--- Aim of the task ---
Read the listing and extract each line that includes the word "森林探险".

--- The data ---

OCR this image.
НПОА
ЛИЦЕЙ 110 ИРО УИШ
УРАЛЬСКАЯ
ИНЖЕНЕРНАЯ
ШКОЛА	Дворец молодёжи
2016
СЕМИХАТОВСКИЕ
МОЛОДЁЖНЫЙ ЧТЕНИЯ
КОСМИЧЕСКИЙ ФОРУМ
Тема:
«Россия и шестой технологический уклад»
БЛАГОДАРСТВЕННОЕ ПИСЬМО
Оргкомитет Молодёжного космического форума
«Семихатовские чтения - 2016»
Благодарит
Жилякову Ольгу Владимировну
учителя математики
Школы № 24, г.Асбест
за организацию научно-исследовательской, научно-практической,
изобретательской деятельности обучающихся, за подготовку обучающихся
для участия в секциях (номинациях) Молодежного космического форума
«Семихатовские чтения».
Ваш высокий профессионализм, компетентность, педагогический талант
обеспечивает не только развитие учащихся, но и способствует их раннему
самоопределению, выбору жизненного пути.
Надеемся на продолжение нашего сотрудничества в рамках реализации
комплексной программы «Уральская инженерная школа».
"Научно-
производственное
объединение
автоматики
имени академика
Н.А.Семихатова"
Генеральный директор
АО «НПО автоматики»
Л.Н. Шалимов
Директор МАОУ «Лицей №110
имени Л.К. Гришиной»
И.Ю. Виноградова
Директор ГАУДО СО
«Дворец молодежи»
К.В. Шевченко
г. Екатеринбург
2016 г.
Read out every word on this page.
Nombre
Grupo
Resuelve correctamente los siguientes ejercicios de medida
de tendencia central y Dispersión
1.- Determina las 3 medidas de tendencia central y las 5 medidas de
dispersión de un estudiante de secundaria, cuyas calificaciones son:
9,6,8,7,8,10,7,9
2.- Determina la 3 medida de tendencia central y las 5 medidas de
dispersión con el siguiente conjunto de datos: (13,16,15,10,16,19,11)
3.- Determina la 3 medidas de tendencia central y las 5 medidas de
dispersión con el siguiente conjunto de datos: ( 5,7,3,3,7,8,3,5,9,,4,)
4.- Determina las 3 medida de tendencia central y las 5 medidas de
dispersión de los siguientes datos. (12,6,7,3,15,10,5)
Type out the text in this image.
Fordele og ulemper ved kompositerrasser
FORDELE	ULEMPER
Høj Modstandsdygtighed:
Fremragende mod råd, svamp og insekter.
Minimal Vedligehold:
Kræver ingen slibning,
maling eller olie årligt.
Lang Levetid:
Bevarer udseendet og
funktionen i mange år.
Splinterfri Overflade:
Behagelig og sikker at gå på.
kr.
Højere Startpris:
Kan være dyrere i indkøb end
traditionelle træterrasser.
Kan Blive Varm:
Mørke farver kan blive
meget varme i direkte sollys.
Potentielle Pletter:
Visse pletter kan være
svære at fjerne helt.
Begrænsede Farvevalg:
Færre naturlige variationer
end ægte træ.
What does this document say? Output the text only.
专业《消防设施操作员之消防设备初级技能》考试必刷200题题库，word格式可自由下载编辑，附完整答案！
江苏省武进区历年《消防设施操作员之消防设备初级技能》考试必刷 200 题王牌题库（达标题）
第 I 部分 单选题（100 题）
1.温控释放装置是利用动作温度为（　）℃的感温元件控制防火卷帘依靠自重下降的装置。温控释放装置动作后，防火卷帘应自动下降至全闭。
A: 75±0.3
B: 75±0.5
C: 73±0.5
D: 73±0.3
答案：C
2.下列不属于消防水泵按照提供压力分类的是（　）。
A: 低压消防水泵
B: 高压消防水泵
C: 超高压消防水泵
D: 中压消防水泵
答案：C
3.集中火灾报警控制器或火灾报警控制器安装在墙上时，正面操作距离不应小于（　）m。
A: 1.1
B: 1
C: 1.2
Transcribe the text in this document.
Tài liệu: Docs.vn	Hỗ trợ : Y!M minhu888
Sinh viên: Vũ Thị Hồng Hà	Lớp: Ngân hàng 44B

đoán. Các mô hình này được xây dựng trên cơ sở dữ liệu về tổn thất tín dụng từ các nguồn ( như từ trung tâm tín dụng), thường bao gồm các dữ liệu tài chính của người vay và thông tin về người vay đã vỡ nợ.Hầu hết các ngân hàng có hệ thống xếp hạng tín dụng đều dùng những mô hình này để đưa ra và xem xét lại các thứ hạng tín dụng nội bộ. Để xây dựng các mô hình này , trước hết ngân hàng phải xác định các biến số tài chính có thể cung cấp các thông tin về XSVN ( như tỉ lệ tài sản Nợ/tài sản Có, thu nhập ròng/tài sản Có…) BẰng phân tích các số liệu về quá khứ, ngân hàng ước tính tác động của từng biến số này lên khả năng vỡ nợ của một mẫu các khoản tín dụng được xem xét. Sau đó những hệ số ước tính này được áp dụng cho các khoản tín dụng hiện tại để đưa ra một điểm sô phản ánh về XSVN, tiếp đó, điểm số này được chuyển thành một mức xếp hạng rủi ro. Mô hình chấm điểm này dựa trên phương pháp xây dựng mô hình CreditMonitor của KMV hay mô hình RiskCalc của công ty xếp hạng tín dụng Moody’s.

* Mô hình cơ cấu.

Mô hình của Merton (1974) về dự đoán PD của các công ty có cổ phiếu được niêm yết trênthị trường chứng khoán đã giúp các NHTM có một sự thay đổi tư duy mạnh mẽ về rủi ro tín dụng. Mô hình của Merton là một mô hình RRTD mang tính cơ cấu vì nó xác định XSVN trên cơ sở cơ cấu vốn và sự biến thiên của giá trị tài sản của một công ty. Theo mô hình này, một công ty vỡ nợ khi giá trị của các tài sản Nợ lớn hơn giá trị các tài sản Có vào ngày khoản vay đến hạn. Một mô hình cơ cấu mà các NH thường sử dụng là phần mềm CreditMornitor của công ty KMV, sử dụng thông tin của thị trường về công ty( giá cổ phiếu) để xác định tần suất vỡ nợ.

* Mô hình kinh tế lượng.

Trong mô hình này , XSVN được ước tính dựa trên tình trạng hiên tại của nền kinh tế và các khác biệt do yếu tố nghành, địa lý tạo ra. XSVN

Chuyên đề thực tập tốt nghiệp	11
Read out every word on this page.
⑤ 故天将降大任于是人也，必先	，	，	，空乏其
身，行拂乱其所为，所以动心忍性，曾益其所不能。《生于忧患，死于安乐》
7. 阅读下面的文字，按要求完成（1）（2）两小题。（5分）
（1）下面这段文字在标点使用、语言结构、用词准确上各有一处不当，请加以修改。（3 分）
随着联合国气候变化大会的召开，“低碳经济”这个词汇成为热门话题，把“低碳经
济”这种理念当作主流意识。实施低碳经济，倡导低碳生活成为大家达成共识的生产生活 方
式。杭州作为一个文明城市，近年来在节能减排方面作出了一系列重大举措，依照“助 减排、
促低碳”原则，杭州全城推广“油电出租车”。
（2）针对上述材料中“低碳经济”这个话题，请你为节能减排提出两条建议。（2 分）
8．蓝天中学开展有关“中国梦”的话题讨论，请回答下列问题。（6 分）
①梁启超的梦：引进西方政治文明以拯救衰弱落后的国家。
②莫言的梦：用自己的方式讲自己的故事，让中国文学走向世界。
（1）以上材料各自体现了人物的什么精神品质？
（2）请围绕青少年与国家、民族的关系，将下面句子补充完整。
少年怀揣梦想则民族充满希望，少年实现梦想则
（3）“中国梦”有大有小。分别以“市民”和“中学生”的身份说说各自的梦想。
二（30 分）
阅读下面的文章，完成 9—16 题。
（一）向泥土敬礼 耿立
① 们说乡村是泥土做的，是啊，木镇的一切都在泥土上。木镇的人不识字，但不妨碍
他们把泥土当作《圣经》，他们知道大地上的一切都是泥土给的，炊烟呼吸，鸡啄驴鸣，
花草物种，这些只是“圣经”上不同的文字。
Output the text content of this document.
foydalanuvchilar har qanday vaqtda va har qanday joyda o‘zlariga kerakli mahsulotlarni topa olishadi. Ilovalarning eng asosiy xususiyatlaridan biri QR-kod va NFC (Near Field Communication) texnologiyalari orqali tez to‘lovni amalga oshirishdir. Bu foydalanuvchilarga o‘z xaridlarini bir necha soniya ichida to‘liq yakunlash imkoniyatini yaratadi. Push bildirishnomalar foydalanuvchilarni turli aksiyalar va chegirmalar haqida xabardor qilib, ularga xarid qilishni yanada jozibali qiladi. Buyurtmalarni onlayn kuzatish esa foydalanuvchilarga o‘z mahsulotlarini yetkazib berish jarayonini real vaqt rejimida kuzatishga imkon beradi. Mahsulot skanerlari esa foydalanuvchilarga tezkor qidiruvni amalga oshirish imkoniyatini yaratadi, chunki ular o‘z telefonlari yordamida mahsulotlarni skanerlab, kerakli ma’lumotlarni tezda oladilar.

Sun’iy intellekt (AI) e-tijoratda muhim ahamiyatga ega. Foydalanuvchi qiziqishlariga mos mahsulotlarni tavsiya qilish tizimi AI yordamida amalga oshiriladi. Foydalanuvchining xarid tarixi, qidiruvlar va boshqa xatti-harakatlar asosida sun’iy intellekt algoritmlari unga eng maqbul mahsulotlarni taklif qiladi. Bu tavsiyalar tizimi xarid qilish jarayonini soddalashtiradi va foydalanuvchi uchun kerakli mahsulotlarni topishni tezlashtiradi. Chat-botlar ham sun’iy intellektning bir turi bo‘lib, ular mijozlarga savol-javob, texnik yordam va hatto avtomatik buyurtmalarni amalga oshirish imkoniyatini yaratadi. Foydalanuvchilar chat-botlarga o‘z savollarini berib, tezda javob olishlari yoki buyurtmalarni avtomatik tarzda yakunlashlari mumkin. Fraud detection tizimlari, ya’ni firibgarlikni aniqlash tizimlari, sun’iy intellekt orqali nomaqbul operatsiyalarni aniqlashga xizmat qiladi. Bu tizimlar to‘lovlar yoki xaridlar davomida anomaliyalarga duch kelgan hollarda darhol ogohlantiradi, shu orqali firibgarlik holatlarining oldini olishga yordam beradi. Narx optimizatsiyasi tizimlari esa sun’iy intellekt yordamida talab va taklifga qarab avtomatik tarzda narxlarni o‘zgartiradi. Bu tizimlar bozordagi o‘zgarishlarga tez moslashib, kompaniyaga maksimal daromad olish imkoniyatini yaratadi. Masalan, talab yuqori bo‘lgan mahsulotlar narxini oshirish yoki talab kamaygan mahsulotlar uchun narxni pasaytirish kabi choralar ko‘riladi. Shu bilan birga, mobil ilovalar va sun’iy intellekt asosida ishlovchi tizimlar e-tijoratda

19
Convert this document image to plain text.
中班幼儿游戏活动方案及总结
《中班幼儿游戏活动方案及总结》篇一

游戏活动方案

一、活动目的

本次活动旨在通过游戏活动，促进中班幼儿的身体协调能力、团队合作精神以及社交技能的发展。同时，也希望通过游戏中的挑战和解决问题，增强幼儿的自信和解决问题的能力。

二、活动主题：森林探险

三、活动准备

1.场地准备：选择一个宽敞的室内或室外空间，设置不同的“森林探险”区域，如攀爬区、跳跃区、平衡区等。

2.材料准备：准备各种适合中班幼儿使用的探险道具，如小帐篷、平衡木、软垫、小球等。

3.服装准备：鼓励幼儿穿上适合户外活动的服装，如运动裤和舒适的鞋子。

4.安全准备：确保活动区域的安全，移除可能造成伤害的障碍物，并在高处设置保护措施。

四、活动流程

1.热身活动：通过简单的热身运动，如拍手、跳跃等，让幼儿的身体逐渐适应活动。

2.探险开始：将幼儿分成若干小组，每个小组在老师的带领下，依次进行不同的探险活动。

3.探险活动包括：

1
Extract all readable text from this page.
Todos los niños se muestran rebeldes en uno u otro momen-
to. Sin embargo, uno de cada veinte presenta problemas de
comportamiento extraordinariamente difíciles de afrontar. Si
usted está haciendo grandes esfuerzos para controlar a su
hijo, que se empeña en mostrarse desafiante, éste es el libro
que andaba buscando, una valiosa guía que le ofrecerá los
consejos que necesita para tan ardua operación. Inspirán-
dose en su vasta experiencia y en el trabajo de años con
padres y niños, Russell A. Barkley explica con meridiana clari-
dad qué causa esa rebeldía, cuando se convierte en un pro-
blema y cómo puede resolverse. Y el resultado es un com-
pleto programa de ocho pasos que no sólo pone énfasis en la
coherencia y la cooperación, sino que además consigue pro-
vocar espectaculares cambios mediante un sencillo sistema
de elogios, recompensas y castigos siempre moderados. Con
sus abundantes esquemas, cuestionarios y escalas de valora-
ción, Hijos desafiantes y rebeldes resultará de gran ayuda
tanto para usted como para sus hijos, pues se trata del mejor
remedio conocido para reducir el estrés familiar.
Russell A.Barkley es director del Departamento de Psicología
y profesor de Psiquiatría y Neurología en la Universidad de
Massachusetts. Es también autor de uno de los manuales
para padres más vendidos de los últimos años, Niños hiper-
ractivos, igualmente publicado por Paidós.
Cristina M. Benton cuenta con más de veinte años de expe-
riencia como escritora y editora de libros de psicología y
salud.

--- Task output ---
二、活动主题：森林探险
1.场地准备：选择一个宽敞的室内或室外空间，设置不同的“森林探险”区域，如攀爬区、跳跃区、平衡区等。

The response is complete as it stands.